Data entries
------------------------------------------------------------------------

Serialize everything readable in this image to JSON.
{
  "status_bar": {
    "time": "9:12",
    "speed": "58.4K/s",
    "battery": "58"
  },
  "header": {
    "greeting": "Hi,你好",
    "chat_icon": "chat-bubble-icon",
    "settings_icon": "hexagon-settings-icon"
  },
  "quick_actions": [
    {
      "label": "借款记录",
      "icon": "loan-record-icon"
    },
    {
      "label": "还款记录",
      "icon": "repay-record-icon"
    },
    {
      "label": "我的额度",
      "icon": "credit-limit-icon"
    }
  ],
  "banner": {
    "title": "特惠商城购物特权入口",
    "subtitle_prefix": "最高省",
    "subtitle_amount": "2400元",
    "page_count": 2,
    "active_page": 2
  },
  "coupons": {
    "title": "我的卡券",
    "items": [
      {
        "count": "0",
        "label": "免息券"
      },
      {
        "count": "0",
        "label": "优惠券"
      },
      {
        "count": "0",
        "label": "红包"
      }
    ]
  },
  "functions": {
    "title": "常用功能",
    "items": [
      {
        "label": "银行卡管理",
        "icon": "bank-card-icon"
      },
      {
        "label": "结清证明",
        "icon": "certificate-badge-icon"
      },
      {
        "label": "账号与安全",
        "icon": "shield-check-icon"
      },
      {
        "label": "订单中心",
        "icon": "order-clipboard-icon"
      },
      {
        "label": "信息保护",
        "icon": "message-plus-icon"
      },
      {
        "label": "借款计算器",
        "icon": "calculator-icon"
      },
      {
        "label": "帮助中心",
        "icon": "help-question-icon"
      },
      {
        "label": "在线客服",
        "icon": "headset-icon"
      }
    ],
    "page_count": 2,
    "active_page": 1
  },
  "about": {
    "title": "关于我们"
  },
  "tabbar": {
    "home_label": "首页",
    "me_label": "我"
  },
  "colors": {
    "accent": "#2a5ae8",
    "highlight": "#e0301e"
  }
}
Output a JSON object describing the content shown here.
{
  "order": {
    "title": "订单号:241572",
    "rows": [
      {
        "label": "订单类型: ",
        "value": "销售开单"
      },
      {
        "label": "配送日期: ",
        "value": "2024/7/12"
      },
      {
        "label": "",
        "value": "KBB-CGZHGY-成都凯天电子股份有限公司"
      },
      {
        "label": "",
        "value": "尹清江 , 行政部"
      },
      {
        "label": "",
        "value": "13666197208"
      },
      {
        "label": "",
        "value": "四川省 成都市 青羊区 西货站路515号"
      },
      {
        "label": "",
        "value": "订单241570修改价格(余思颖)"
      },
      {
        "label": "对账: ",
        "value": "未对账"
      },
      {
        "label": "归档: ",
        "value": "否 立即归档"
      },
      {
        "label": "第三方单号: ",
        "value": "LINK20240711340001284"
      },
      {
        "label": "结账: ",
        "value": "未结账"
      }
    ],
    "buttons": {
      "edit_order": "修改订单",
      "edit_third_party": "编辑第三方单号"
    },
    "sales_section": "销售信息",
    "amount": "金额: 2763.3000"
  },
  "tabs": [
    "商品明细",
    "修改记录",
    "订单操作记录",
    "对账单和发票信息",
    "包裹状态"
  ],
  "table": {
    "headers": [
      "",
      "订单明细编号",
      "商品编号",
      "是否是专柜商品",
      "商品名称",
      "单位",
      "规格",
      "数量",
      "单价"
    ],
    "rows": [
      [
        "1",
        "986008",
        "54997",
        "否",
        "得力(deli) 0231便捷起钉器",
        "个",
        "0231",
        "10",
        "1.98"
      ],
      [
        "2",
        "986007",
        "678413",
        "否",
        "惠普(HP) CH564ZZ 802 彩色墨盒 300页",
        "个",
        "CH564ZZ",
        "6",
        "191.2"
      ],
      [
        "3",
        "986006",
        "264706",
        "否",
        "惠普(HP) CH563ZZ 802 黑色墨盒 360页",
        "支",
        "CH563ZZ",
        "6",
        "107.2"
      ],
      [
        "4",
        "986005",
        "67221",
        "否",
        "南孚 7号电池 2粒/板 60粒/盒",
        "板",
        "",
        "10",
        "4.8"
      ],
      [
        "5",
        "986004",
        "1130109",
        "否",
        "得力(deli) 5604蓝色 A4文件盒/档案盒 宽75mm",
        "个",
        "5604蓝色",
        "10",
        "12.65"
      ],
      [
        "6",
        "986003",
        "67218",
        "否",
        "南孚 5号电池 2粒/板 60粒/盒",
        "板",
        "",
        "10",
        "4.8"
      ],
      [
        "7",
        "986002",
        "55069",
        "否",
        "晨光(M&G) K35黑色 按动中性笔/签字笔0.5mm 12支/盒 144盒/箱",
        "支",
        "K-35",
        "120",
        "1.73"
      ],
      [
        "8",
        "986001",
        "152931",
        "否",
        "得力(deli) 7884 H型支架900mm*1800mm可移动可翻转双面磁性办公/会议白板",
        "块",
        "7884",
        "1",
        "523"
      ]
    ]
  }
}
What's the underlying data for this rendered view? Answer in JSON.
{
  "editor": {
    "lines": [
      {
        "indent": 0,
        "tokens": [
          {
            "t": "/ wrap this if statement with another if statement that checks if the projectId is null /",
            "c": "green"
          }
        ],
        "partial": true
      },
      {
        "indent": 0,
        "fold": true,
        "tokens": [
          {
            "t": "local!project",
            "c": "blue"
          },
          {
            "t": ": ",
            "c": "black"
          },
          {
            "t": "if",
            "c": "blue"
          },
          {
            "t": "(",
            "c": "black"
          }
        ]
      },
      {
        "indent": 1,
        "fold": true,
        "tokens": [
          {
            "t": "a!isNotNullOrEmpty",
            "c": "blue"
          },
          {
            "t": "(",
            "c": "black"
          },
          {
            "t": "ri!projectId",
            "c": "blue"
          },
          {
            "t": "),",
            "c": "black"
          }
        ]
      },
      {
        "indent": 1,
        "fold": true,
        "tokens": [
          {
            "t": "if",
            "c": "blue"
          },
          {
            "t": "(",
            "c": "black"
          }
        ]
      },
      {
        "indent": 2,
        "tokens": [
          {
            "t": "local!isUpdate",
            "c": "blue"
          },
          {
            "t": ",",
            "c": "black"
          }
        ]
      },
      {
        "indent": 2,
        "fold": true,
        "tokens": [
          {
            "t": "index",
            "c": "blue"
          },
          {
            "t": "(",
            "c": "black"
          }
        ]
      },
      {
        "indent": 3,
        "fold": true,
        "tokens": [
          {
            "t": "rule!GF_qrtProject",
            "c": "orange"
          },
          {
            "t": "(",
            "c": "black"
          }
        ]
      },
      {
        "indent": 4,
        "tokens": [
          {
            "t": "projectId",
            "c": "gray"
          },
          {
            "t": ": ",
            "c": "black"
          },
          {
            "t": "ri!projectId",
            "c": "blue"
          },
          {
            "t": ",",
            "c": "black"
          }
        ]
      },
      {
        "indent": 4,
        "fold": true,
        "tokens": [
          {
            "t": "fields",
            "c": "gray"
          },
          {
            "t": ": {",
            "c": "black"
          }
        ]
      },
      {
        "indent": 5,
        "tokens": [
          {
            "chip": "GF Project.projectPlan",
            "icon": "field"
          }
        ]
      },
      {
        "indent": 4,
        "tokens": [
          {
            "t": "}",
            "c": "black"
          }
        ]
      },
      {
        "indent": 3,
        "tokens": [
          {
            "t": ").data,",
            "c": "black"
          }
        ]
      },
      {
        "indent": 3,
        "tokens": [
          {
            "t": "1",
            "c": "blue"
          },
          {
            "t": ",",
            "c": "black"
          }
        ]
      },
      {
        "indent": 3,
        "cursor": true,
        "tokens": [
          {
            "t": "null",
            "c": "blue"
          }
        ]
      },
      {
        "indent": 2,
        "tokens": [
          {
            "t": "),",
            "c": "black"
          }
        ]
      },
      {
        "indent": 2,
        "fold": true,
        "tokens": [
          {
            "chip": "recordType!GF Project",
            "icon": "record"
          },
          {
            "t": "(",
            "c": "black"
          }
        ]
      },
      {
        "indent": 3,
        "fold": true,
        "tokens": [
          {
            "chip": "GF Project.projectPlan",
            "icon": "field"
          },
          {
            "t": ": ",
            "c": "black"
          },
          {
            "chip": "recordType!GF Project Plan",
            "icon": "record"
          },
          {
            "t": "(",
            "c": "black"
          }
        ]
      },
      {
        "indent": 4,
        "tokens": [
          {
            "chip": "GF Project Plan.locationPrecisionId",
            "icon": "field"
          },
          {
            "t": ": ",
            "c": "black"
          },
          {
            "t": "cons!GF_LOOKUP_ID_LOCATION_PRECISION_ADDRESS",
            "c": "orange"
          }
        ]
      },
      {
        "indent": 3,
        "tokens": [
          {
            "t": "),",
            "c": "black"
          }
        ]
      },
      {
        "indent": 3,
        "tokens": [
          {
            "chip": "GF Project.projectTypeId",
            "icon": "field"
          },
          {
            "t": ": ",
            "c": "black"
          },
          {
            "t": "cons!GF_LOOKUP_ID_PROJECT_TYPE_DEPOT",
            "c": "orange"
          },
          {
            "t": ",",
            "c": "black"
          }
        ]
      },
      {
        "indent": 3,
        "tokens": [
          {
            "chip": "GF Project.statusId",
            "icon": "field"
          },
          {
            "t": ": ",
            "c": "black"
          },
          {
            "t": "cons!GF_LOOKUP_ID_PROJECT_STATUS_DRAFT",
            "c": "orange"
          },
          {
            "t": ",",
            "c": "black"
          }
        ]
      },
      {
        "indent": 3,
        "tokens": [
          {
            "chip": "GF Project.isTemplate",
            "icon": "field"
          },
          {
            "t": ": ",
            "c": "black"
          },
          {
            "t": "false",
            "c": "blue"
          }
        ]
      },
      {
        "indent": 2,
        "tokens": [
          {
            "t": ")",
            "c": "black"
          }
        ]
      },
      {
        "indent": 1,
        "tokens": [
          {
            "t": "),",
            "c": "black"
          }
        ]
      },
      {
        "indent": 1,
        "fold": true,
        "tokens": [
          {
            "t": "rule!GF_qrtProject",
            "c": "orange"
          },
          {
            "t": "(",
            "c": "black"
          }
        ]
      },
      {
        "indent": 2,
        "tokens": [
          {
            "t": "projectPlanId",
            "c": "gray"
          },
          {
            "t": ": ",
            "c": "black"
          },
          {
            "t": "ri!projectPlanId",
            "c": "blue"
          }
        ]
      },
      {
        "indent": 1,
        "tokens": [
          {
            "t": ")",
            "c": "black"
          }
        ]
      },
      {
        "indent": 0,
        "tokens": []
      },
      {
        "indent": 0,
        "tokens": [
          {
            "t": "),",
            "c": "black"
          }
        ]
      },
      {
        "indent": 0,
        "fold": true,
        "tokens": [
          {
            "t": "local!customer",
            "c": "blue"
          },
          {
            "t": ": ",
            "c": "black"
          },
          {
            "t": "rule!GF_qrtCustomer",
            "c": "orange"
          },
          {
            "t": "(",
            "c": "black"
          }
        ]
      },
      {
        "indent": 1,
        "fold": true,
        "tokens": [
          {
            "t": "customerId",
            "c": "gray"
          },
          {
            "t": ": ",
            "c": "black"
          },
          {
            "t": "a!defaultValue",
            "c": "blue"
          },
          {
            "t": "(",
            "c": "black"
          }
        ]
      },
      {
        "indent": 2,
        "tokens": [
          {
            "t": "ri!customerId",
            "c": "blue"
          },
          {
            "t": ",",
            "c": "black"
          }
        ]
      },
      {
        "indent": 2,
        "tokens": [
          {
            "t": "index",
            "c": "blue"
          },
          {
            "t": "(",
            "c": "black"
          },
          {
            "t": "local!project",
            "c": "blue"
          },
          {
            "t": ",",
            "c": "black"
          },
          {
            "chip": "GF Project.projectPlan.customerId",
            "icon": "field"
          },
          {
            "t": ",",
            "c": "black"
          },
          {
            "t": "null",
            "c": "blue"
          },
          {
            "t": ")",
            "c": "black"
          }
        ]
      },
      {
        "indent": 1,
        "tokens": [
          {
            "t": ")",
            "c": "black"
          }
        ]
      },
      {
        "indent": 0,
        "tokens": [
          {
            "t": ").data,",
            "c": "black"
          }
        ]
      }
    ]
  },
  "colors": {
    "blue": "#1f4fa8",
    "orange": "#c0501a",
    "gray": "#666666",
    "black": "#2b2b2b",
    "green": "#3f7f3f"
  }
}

------------------------------------------------------------------------

What to do:
Pull every line containing "cons" from the material above.

Final result:
            "t": "cons!GF_LOOKUP_ID_LOCATION_PRECISION_ADDRESS",
            "t": "cons!GF_LOOKUP_ID_PROJECT_TYPE_DEPOT",
            "t": "cons!GF_LOOKUP_ID_PROJECT_STATUS_DRAFT",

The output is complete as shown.